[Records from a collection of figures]
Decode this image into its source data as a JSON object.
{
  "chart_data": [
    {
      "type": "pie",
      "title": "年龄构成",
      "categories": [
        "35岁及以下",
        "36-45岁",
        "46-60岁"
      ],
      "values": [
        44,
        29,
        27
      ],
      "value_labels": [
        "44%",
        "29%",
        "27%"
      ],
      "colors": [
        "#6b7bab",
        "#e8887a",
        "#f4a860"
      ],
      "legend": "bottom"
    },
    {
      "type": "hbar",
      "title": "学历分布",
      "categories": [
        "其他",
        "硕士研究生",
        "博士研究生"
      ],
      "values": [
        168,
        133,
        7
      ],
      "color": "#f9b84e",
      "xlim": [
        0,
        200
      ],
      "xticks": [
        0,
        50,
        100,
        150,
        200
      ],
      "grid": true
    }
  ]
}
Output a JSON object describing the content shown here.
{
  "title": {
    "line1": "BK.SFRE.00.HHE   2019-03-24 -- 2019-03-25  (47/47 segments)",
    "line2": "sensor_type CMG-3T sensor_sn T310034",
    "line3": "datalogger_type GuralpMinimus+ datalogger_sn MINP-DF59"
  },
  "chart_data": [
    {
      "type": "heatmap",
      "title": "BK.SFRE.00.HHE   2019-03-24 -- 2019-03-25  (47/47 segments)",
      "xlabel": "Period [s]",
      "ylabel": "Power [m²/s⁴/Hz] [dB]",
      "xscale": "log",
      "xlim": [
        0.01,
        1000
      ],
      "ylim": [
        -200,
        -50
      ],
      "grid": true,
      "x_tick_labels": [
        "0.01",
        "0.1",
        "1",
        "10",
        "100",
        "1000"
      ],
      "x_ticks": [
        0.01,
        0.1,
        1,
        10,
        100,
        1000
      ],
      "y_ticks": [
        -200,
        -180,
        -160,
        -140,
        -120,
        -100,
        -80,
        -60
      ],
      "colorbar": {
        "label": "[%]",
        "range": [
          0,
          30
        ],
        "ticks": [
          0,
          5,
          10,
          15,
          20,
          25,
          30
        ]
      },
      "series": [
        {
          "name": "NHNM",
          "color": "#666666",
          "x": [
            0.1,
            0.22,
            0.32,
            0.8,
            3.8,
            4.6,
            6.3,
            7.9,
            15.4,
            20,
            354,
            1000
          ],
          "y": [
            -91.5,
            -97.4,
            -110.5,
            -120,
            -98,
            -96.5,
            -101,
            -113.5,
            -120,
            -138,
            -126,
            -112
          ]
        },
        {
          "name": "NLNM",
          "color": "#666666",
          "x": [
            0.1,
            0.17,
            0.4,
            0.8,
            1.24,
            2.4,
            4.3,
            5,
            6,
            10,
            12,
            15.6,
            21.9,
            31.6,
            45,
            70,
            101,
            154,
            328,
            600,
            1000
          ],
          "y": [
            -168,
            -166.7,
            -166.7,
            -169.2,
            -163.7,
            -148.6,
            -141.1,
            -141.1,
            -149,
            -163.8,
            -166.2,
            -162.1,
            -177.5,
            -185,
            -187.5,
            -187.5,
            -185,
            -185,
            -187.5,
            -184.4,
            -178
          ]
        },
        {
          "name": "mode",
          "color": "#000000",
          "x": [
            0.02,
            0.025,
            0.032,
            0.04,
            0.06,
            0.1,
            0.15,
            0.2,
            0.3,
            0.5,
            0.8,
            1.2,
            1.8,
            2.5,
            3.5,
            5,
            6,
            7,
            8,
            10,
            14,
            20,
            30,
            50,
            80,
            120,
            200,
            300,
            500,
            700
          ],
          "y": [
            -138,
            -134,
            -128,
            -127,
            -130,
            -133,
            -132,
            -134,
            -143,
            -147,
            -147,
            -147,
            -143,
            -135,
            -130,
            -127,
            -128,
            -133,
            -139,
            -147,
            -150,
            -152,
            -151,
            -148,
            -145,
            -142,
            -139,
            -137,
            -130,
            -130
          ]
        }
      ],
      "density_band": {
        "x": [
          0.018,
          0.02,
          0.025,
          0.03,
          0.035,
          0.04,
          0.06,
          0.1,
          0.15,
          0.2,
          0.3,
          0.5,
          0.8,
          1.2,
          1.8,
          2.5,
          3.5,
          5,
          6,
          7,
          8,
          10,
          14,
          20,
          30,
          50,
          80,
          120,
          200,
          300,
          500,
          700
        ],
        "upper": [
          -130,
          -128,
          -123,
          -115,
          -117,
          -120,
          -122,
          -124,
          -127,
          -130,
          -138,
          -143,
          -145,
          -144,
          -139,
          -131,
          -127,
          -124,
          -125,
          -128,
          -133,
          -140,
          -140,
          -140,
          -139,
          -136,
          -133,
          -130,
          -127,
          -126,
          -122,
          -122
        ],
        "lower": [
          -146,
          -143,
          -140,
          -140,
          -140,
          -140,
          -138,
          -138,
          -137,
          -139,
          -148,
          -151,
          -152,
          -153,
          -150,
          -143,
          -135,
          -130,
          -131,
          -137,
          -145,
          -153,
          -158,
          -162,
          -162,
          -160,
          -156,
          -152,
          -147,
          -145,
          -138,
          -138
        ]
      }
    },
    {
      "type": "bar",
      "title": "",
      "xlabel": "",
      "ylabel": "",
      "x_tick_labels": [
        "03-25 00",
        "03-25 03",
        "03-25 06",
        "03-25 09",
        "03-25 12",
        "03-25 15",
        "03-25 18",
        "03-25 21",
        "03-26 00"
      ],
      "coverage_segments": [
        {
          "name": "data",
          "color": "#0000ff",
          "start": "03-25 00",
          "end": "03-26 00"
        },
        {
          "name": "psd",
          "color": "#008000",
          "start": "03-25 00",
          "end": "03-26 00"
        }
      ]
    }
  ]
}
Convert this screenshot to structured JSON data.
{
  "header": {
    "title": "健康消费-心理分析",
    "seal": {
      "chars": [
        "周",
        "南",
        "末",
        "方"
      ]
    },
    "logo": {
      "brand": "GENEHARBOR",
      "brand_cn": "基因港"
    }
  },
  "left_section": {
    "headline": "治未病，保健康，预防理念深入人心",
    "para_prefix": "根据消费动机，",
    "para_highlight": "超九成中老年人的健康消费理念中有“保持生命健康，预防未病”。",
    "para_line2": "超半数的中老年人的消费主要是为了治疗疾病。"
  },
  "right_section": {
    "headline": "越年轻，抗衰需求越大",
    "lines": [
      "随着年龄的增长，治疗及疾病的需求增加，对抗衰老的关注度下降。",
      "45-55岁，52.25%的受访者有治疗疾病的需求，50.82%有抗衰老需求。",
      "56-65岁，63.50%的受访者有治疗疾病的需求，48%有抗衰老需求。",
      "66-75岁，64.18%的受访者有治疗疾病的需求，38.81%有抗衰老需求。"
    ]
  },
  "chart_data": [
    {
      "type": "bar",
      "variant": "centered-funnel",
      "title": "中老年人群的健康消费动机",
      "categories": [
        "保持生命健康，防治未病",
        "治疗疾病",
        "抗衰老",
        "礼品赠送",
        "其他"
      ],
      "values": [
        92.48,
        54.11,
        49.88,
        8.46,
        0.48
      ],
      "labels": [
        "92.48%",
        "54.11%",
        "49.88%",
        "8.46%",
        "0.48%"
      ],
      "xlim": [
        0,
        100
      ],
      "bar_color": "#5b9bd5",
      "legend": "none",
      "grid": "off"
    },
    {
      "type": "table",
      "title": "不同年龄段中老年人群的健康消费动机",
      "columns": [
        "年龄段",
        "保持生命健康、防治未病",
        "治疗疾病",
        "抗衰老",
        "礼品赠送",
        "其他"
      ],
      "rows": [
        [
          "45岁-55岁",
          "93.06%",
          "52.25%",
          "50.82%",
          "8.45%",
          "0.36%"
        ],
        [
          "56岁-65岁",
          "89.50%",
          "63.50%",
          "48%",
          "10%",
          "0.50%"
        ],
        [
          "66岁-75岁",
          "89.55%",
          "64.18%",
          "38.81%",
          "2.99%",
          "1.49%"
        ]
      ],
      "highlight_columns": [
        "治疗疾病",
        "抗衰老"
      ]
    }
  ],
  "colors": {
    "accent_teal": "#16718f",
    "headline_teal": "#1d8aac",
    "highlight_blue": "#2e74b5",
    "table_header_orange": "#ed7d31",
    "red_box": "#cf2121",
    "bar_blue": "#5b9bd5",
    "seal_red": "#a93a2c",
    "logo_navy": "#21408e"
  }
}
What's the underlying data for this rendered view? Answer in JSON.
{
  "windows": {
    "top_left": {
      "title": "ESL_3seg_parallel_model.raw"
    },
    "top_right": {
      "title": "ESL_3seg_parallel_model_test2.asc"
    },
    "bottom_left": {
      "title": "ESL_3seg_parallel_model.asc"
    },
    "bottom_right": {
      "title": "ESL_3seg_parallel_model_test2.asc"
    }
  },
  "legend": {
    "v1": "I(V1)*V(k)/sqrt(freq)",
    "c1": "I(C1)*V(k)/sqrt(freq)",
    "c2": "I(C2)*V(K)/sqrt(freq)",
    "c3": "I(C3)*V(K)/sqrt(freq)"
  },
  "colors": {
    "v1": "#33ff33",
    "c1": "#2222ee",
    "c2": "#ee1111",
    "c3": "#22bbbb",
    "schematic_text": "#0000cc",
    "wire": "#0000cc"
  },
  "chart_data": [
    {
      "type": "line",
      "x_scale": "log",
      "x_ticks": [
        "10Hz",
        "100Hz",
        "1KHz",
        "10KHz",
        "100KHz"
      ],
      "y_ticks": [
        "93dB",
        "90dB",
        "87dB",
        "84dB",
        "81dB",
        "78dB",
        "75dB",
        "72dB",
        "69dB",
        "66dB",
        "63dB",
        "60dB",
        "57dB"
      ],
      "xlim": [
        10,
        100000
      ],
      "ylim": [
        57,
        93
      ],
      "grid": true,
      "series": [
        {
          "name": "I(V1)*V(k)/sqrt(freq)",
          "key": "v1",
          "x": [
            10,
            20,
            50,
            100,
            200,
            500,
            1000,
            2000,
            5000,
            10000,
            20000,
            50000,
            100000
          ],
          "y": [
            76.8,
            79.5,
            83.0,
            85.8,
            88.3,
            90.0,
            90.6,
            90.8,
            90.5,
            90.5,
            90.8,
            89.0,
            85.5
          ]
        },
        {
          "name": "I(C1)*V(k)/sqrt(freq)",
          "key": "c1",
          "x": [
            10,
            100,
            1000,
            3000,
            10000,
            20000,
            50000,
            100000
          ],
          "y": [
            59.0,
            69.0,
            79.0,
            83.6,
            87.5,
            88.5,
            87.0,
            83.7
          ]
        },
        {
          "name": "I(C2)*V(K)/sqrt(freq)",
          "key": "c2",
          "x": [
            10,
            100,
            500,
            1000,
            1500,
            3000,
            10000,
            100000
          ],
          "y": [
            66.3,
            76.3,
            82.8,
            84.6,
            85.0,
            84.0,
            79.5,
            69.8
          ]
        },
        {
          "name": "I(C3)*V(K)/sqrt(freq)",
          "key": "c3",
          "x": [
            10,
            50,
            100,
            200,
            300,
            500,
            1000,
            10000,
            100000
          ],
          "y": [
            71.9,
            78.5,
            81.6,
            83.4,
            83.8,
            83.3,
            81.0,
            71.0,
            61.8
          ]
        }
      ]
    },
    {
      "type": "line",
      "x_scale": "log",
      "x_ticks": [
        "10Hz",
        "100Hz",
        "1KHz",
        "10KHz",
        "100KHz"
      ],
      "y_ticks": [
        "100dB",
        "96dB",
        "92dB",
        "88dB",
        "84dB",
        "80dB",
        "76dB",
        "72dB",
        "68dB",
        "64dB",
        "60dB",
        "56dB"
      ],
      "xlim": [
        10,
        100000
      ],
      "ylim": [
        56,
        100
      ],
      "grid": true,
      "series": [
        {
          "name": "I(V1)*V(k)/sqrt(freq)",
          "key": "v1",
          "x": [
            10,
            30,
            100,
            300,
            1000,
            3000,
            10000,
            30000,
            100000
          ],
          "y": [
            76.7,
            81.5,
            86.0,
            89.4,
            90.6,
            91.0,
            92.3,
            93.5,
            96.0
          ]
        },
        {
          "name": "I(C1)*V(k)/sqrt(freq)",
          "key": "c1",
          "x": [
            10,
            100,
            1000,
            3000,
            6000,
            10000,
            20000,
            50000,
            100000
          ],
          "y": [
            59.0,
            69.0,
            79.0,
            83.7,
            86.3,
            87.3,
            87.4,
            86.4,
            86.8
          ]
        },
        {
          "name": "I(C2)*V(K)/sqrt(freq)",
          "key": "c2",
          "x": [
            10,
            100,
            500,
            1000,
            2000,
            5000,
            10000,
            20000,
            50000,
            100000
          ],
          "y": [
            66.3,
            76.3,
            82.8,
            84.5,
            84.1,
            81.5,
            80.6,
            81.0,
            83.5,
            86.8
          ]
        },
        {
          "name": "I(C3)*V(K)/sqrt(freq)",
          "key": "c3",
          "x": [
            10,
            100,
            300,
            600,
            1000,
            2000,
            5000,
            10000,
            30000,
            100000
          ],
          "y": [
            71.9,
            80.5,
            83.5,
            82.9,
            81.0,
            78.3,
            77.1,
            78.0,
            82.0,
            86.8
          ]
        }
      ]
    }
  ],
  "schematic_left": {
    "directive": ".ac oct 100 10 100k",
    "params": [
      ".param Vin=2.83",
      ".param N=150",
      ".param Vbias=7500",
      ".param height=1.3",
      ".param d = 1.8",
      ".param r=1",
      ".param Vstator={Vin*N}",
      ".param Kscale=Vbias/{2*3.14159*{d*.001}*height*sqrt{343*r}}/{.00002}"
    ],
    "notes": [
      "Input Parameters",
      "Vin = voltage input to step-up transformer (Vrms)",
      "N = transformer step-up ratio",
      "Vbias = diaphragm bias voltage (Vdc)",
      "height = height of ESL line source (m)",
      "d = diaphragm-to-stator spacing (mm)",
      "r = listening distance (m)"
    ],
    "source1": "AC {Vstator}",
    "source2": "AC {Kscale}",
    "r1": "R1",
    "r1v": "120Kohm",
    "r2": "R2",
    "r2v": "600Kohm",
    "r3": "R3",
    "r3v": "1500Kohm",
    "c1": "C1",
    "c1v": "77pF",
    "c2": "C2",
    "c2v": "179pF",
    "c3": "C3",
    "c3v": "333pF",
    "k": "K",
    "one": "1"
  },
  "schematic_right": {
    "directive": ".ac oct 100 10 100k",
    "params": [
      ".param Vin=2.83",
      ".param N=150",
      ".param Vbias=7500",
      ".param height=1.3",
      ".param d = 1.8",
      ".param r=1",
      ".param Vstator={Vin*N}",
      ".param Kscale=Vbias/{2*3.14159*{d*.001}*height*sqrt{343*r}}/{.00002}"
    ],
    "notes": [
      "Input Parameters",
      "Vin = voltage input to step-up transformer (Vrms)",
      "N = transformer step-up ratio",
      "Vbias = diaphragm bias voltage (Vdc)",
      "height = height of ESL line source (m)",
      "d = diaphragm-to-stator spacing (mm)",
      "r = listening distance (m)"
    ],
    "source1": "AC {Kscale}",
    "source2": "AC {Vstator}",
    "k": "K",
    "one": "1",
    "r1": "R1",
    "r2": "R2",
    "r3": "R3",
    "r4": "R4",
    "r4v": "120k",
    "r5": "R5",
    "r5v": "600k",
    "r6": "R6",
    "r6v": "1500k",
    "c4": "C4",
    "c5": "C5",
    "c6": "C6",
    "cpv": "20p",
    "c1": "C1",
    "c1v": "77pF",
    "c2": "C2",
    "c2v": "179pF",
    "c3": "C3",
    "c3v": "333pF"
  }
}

DIRECTIONS
Collect every line above that contains the word "保持生命健康".

ANSWER TO THIS TASK
    "para_highlight": "超九成中老年人的健康消费理念中有“保持生命健康，预防未病”。",
        "保持生命健康，防治未病",
        "保持生命健康、防治未病",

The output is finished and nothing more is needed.